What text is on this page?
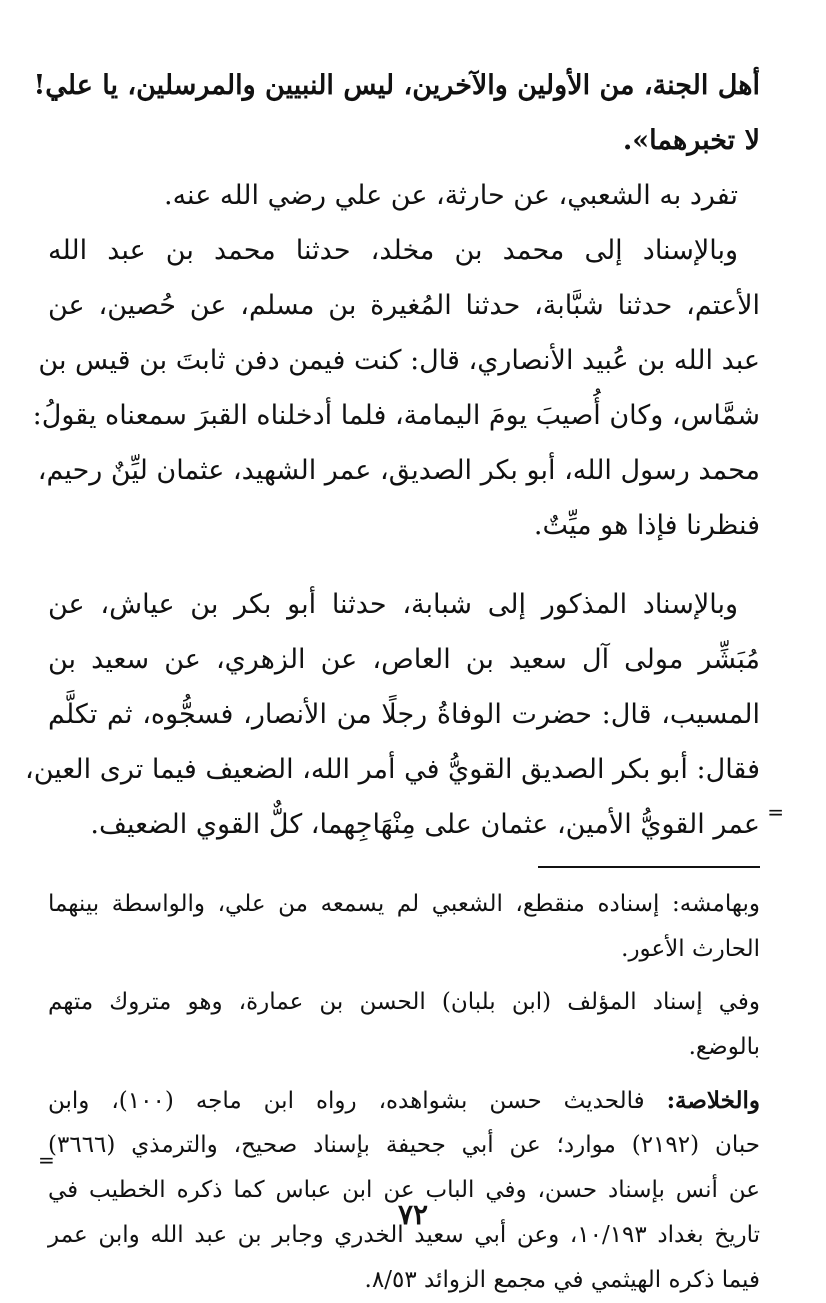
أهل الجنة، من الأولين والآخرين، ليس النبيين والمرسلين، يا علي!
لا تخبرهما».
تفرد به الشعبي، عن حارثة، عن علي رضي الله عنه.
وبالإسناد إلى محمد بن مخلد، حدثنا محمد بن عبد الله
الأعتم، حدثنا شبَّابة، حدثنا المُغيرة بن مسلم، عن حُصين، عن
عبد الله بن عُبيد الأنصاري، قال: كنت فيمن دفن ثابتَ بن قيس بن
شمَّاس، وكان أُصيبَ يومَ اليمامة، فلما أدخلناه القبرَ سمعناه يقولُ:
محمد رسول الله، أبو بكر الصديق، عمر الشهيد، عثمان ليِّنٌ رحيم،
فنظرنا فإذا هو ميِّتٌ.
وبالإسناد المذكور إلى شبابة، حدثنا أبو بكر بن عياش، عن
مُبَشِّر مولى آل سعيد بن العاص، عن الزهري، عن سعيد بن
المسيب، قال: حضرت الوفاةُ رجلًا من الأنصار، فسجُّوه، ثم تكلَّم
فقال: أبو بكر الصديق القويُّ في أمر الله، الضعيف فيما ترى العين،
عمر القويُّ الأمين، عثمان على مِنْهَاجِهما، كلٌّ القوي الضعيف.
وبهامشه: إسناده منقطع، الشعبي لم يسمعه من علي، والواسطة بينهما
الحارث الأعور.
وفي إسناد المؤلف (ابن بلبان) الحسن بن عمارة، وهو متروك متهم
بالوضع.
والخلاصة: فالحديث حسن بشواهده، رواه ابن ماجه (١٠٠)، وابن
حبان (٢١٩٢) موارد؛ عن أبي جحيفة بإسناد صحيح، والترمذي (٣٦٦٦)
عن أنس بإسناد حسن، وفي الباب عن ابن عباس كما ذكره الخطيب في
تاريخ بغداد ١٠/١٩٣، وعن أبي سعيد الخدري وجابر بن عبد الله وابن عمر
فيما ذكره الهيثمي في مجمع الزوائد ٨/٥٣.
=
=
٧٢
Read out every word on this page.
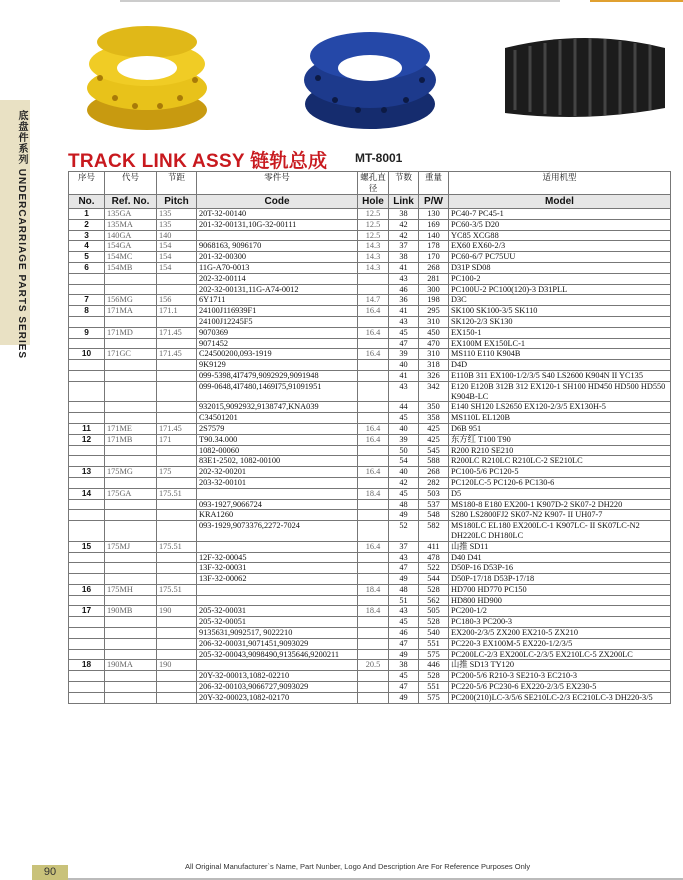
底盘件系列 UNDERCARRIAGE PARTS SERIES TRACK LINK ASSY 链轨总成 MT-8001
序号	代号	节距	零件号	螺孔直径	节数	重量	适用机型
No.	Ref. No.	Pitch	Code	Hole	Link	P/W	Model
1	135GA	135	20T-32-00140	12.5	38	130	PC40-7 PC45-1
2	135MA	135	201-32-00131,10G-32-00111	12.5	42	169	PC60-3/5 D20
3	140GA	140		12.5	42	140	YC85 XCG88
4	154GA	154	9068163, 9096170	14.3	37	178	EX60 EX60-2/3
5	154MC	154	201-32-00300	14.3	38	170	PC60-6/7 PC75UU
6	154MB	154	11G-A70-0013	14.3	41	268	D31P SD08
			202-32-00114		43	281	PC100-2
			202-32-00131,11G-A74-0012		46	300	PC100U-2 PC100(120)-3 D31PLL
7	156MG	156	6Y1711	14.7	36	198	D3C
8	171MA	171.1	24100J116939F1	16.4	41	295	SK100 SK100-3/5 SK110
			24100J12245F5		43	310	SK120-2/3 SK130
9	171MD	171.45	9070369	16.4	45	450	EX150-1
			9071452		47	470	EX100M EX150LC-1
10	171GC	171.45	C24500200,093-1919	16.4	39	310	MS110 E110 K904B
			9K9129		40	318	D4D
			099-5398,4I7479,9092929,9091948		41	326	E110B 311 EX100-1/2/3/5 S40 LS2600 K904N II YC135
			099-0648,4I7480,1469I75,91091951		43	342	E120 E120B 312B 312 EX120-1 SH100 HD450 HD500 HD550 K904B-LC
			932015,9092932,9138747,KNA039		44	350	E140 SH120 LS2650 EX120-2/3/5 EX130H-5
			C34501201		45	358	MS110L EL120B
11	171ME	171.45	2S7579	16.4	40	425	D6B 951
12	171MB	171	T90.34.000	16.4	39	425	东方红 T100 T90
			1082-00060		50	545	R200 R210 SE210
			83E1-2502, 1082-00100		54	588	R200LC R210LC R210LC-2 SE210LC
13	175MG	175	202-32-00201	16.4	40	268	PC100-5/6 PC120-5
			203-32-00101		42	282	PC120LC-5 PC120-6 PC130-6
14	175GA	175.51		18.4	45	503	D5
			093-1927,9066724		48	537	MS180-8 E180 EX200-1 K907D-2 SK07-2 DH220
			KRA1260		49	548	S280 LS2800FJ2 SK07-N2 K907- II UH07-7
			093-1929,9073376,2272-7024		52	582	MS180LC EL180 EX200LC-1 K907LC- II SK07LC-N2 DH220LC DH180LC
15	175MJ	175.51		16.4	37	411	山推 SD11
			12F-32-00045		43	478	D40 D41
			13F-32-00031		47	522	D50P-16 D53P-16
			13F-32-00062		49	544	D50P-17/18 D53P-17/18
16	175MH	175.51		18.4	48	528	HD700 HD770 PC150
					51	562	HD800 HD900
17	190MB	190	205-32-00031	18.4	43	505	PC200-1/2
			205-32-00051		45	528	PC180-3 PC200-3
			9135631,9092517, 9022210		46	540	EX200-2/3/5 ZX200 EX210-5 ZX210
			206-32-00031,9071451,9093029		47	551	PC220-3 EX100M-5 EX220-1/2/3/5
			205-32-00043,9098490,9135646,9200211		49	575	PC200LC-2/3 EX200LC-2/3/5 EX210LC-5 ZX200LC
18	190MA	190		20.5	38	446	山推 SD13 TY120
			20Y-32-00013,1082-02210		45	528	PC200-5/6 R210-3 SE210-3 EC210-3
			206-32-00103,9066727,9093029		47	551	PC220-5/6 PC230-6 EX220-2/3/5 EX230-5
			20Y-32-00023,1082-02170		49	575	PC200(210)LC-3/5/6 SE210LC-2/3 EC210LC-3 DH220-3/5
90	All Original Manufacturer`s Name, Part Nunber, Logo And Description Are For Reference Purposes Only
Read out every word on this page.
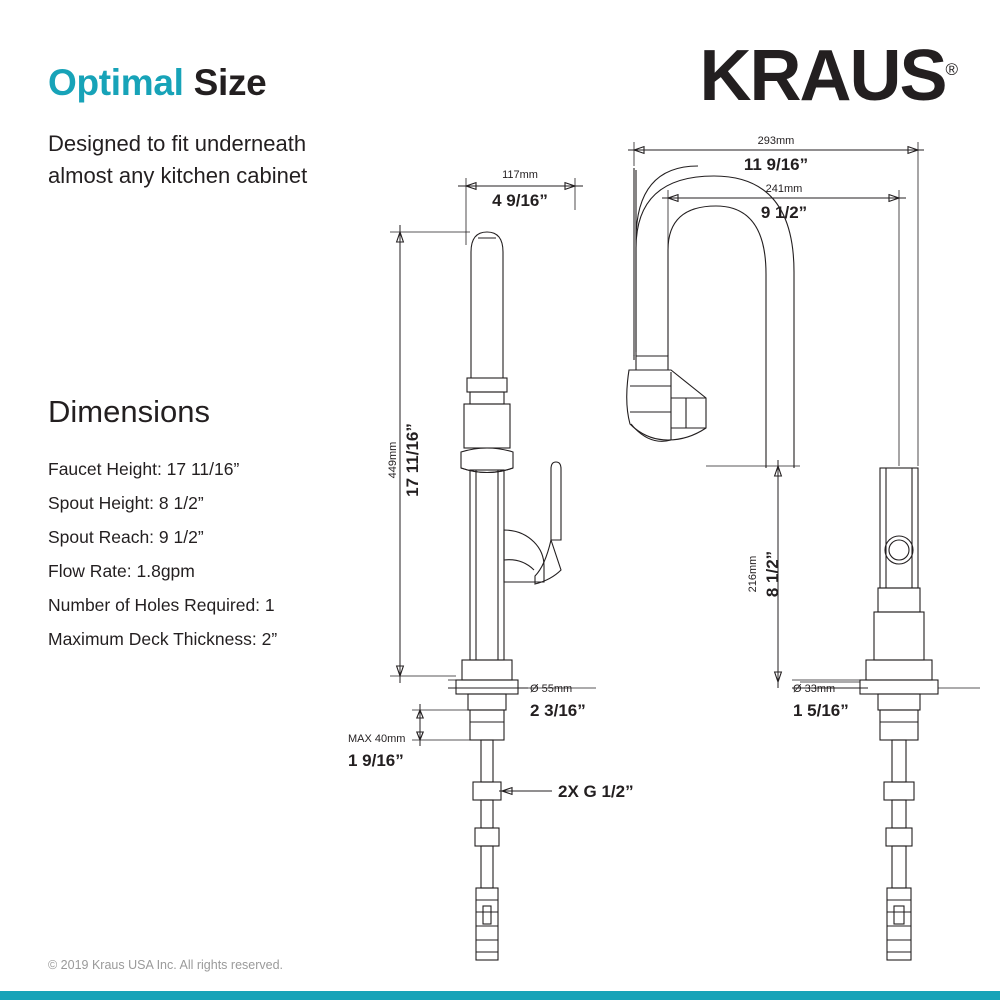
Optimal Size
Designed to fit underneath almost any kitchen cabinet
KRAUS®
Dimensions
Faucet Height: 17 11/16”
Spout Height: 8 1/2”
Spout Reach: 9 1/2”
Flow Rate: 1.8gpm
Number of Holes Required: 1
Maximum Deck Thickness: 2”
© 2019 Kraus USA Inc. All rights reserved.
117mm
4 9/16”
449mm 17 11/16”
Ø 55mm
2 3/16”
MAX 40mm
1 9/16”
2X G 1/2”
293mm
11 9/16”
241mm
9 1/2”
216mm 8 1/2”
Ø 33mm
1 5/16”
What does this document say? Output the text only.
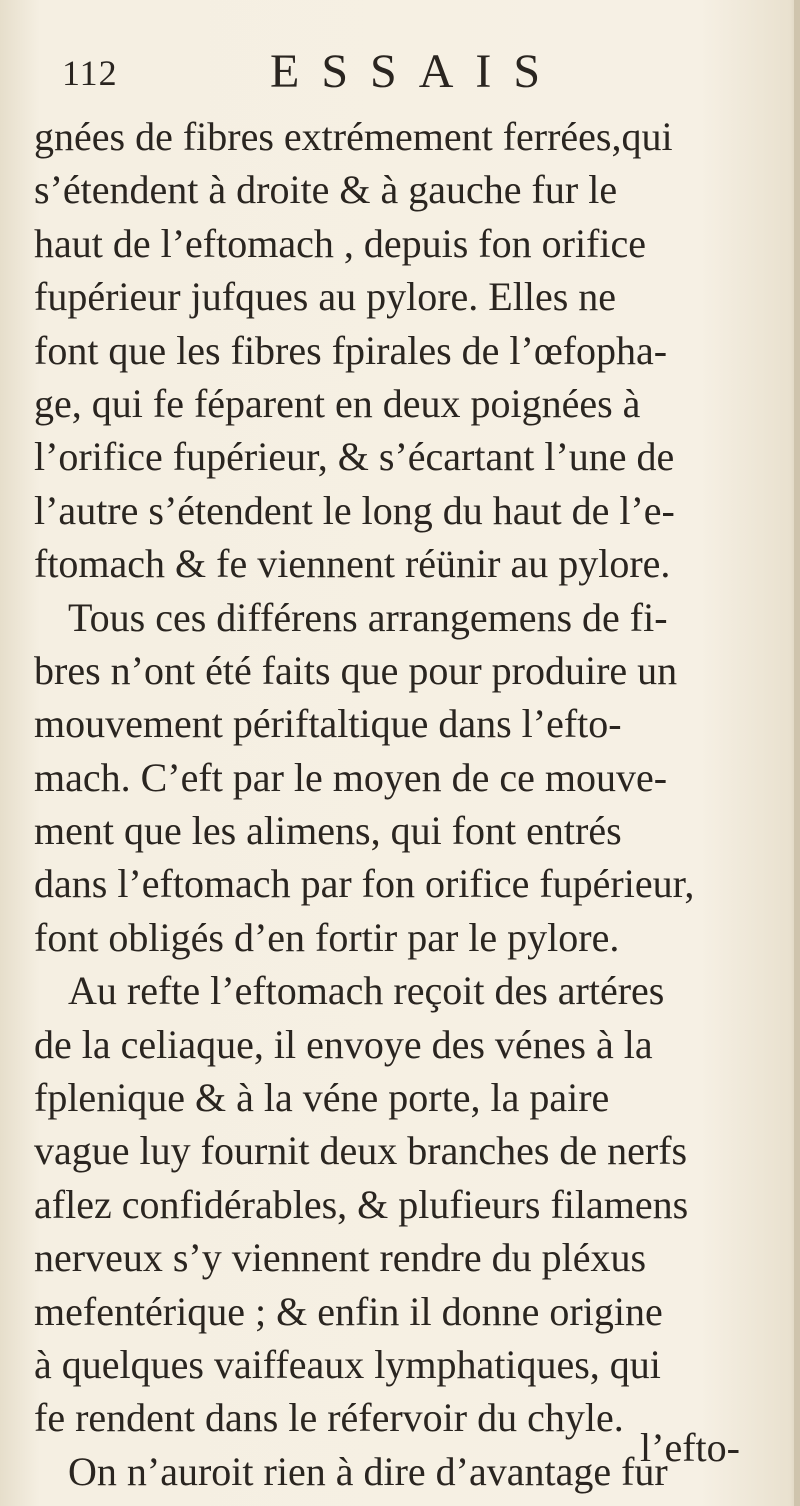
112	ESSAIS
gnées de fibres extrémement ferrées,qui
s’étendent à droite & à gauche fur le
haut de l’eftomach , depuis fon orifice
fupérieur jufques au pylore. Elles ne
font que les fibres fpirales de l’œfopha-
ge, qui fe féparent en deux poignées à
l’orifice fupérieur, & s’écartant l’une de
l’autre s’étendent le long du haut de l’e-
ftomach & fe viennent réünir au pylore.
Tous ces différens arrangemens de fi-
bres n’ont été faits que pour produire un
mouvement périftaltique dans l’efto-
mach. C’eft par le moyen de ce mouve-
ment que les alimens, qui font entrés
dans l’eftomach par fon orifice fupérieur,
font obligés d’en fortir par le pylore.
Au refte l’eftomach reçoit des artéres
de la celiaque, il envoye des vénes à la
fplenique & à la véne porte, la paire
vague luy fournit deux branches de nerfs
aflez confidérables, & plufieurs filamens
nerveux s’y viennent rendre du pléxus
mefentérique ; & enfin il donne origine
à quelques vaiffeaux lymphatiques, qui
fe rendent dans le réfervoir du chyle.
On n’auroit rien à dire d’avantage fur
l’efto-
· · ·
- EXERCISE PROMPT
From the listing above, pick out every line containing "القوي".

- FINISHED TASK
فقال: أبو بكر الصديق القويُّ في أمر الله، الضعيف فيما ترى العين،
عمر القويُّ الأمين، عثمان على مِنْهَاجِهما، كلٌّ القوي الضعيف.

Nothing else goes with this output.